--- MATERIAL ---

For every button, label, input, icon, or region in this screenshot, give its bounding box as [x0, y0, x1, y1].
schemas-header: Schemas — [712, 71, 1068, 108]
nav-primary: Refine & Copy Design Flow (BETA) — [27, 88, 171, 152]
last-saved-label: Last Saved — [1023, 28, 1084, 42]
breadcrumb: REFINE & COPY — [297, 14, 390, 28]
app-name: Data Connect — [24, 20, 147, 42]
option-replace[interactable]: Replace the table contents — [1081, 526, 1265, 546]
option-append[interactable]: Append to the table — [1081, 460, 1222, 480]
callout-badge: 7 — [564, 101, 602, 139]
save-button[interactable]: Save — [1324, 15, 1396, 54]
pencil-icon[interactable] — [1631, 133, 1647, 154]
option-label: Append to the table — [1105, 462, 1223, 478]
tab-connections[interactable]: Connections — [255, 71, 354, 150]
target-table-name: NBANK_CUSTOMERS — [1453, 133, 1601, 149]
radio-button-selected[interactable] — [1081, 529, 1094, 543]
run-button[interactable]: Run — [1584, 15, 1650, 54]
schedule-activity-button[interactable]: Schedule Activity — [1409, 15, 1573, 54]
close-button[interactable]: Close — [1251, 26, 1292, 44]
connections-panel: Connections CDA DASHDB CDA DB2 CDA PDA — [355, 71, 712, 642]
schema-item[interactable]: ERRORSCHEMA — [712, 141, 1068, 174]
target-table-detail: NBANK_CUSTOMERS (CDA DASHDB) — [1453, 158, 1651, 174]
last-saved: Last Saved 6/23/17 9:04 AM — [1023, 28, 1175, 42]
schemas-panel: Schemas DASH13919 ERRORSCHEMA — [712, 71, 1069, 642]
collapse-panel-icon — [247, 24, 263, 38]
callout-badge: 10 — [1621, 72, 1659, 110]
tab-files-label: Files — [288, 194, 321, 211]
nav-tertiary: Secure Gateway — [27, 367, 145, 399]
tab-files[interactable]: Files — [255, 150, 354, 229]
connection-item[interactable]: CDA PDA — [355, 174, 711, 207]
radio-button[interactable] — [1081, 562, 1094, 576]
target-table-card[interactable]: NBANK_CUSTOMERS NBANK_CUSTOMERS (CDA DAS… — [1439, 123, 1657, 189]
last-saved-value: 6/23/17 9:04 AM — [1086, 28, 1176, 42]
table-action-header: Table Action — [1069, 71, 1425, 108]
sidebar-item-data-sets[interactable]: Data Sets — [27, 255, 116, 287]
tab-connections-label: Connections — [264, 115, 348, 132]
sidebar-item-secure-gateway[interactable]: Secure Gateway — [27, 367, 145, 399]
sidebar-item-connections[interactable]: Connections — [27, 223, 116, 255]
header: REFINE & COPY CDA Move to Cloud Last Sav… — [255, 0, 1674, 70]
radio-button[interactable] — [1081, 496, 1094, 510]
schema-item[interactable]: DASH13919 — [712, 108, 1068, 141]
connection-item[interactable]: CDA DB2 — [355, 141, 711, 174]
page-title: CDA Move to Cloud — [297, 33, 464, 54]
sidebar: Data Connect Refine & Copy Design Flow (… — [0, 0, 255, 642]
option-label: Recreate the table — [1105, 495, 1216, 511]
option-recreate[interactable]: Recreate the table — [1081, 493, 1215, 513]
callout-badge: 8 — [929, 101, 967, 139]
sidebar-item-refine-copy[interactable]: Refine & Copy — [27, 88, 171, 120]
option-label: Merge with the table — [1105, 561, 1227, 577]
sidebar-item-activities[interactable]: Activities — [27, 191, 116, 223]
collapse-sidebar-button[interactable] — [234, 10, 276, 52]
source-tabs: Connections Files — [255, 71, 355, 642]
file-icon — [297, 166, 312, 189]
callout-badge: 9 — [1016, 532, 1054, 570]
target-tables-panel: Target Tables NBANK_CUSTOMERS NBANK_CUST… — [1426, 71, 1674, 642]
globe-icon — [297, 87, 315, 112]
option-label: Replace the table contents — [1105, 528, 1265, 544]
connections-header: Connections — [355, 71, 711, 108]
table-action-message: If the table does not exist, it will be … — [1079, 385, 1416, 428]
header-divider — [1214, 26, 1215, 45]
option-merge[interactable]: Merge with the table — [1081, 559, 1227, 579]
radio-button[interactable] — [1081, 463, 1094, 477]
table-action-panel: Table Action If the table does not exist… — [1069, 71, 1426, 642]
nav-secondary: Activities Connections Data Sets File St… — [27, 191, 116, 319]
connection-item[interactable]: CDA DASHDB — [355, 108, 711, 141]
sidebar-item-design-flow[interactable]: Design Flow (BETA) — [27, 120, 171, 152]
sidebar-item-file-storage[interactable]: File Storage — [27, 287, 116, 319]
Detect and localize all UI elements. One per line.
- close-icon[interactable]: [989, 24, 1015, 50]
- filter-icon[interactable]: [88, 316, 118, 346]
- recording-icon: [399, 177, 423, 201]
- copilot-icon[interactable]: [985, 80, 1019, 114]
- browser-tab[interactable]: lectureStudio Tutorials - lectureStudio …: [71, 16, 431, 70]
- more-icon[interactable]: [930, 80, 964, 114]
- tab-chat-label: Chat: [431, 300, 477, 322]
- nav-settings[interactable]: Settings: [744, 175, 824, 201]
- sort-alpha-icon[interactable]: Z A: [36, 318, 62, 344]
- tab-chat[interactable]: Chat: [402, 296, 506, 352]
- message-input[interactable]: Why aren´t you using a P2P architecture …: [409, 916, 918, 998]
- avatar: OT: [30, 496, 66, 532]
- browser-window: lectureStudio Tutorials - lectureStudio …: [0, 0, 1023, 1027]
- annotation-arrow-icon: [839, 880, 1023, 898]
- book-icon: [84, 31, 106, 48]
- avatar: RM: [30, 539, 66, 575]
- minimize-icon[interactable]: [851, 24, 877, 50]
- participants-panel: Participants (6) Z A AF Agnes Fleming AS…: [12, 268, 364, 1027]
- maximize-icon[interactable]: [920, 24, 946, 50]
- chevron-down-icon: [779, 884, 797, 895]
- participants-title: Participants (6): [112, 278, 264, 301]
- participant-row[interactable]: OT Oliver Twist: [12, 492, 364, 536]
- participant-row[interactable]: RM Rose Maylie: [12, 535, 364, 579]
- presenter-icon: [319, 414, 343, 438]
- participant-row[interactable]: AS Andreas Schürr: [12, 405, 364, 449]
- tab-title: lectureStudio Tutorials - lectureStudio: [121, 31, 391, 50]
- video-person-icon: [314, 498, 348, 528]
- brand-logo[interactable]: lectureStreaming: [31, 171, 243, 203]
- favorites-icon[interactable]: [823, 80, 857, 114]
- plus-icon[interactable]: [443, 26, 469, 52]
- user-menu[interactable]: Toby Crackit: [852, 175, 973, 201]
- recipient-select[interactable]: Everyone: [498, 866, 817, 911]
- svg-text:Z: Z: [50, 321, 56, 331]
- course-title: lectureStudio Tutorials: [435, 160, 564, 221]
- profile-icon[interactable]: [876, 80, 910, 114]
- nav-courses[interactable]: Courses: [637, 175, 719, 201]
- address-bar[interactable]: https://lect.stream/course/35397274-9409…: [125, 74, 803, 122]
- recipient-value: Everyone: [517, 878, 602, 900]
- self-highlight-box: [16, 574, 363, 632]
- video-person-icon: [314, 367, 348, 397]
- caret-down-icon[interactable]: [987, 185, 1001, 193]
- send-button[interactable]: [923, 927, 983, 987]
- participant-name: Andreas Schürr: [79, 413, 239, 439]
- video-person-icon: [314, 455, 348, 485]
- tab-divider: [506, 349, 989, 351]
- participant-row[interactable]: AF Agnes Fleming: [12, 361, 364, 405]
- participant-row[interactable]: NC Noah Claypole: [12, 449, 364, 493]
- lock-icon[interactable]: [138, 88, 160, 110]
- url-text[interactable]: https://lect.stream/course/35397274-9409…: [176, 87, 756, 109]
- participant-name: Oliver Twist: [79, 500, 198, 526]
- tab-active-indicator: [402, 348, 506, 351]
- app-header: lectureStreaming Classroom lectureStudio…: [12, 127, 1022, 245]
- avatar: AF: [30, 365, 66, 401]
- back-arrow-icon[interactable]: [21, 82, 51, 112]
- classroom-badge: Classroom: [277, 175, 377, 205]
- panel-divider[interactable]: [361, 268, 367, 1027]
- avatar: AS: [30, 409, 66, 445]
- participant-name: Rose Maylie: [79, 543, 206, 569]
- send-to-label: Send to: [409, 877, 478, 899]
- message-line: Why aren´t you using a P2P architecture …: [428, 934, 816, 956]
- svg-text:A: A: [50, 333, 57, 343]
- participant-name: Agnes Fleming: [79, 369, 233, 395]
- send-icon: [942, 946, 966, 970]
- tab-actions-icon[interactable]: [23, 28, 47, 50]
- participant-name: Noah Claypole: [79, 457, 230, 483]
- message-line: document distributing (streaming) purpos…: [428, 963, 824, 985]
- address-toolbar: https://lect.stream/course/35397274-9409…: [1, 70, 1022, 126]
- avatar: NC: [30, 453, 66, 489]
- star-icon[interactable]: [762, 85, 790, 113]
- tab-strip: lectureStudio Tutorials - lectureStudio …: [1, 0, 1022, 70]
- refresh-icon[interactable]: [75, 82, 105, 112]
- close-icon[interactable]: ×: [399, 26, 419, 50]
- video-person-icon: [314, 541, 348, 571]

---

▶ WHAT TO DO
Revise the material from its first line through the line with "save-button[interactable]: Save —", changing "Append to the table" to "Add to the table" and leaving everything else the same.

▶ SOLUTION FOR THIS EXERCISE
For every button, label, input, icon, or region in this screenshot, give its bounding box as [x0, y0, x1, y1].
schemas-header: Schemas — [712, 71, 1068, 108]
nav-primary: Refine & Copy Design Flow (BETA) — [27, 88, 171, 152]
last-saved-label: Last Saved — [1023, 28, 1084, 42]
breadcrumb: REFINE & COPY — [297, 14, 390, 28]
app-name: Data Connect — [24, 20, 147, 42]
option-replace[interactable]: Replace the table contents — [1081, 526, 1265, 546]
option-append[interactable]: Add to the table — [1081, 460, 1222, 480]
callout-badge: 7 — [564, 101, 602, 139]
save-button[interactable]: Save — [1324, 15, 1396, 54]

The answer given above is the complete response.